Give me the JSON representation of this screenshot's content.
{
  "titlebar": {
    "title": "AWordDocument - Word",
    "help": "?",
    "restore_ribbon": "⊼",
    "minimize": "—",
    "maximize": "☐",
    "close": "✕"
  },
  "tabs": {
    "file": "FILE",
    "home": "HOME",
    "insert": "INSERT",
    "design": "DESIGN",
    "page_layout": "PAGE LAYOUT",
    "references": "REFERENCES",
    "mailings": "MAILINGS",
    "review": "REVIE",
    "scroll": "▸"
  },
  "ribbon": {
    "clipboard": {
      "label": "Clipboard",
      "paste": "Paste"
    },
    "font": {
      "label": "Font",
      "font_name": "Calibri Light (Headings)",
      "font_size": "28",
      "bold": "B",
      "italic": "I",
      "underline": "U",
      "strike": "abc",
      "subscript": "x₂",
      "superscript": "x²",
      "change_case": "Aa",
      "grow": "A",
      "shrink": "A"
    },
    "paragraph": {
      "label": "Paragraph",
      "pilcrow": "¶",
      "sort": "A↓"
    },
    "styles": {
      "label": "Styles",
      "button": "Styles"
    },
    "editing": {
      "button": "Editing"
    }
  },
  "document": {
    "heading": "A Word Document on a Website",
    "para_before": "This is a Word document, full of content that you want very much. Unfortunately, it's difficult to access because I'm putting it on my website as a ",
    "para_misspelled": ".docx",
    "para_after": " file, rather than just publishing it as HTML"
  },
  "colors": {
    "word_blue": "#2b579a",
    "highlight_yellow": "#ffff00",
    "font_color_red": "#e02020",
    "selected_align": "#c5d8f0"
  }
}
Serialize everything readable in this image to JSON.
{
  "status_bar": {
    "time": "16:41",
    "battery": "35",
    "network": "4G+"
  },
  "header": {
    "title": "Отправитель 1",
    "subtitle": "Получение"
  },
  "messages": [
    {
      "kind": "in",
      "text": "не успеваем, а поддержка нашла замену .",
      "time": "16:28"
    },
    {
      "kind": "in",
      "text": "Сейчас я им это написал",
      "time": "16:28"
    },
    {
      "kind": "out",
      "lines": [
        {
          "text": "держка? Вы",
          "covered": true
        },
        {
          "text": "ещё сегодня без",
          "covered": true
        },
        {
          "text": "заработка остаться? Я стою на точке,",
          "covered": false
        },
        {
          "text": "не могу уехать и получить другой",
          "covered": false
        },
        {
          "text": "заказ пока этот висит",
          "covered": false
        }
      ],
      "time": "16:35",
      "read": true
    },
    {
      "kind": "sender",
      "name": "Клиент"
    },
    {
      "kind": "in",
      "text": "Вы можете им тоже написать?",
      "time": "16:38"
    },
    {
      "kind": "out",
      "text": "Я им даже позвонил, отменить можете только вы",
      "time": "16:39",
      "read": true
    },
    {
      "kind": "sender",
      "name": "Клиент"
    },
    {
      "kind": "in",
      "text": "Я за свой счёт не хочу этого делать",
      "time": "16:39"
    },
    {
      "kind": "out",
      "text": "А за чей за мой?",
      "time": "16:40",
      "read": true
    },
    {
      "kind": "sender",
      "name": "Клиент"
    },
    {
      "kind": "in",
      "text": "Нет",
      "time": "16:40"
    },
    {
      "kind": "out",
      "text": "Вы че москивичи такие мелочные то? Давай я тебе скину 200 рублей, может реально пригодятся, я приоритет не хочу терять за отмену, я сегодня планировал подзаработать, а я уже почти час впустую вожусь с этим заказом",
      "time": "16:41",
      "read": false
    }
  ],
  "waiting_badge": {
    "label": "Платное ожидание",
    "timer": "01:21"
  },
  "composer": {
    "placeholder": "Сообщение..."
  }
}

□ □ □ □ □ □ □

> **Exercise details**:
Gather each line in the entries above where the string "label" is found.

> **Answer to the task**:
      "label": "Clipboard",
      "label": "Font",
      "label": "Paragraph",
      "label": "Styles",
    "label": "Платное ожидание",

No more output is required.